▶ _Aim_
Retype each record shown below, leaving every character as it is.

Entries from a dataset:

=-=-=-=-=

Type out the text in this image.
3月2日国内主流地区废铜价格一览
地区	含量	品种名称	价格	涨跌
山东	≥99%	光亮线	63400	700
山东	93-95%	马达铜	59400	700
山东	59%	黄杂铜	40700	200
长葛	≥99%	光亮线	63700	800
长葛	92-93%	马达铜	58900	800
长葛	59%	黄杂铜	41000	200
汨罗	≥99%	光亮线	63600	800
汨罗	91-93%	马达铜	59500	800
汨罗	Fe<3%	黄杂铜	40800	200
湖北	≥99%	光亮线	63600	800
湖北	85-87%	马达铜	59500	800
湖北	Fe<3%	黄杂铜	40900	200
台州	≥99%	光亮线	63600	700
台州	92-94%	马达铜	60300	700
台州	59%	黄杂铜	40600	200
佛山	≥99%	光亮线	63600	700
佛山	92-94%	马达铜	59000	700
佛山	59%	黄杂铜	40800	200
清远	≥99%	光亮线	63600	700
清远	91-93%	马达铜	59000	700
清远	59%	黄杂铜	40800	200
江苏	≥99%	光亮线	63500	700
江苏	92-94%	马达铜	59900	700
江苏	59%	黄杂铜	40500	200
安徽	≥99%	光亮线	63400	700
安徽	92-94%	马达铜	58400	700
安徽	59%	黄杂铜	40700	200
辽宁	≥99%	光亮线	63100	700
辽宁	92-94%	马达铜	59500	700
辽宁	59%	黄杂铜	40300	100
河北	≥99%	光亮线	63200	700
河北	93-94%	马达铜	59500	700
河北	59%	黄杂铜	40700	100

=-=-=-=-=

▶ _Result of this task_
Type out the text in this image.
3月2日国内主流地区废铜价格一览
地区	含量	品种名称	价格	涨跌
山东	≥99%	光亮线	63400	700
山东	93-95%	马达铜	59400	700
山东	59%	黄杂铜	40700	200
长葛	≥99%	光亮线	63700	800
长葛	92-93%	马达铜	58900	800
长葛	59%	黄杂铜	41000	200
汨罗	≥99%	光亮线	63600	800
汨罗	91-93%	马达铜	59500	800
汨罗	Fe<3%	黄杂铜	40800	200
湖北	≥99%	光亮线	63600	800
湖北	85-87%	马达铜	59500	800
湖北	Fe<3%	黄杂铜	40900	200
台州	≥99%	光亮线	63600	700
台州	92-94%	马达铜	60300	700
台州	59%	黄杂铜	40600	200
佛山	≥99%	光亮线	63600	700
佛山	92-94%	马达铜	59000	700
佛山	59%	黄杂铜	40800	200
清远	≥99%	光亮线	63600	700
清远	91-93%	马达铜	59000	700
清远	59%	黄杂铜	40800	200
江苏	≥99%	光亮线	63500	700
江苏	92-94%	马达铜	59900	700
江苏	59%	黄杂铜	40500	200
安徽	≥99%	光亮线	63400	700
安徽	92-94%	马达铜	58400	700
安徽	59%	黄杂铜	40700	200
辽宁	≥99%	光亮线	63100	700
辽宁	92-94%	马达铜	59500	700
辽宁	59%	黄杂铜	40300	100
河北	≥99%	光亮线	63200	700
河北	93-94%	马达铜	59500	700
河北	59%	黄杂铜	40700	100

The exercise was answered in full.